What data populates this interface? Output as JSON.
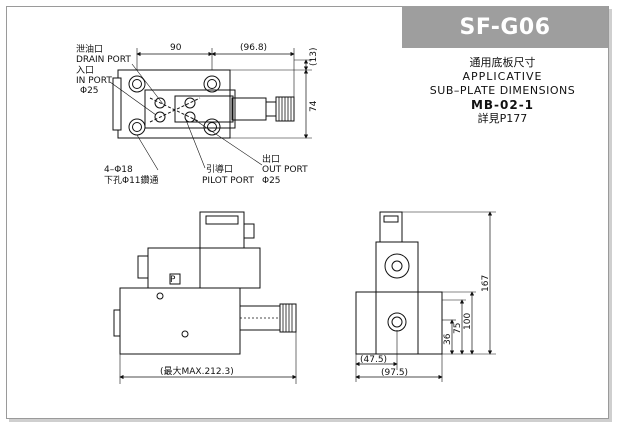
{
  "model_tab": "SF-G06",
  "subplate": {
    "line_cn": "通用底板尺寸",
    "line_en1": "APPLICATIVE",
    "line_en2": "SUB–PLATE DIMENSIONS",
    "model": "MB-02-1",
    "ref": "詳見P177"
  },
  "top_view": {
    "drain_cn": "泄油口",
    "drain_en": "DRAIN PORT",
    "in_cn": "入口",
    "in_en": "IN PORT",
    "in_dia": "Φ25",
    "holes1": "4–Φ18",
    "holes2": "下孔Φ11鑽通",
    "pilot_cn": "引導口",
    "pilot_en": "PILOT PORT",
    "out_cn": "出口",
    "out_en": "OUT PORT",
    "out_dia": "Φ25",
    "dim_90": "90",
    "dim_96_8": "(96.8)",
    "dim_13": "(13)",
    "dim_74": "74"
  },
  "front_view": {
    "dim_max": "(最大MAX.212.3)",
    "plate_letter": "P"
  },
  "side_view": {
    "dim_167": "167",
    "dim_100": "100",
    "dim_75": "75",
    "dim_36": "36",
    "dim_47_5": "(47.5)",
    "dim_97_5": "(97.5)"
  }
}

::::

◆ Challenge ◆
Restate the data above exactly, stripping out each image.

◆ Task output ◆
What data populates this interface? Output as JSON.
{
  "model_tab": "SF-G06",
  "subplate": {
    "line_cn": "通用底板尺寸",
    "line_en1": "APPLICATIVE",
    "line_en2": "SUB–PLATE DIMENSIONS",
    "model": "MB-02-1",
    "ref": "詳見P177"
  },
  "top_view": {
    "drain_cn": "泄油口",
    "drain_en": "DRAIN PORT",
    "in_cn": "入口",
    "in_en": "IN PORT",
    "in_dia": "Φ25",
    "holes1": "4–Φ18",
    "holes2": "下孔Φ11鑽通",
    "pilot_cn": "引導口",
    "pilot_en": "PILOT PORT",
    "out_cn": "出口",
    "out_en": "OUT PORT",
    "out_dia": "Φ25",
    "dim_90": "90",
    "dim_96_8": "(96.8)",
    "dim_13": "(13)",
    "dim_74": "74"
  },
  "front_view": {
    "dim_max": "(最大MAX.212.3)",
    "plate_letter": "P"
  },
  "side_view": {
    "dim_167": "167",
    "dim_100": "100",
    "dim_75": "75",
    "dim_36": "36",
    "dim_47_5": "(47.5)",
    "dim_97_5": "(97.5)"
  }
}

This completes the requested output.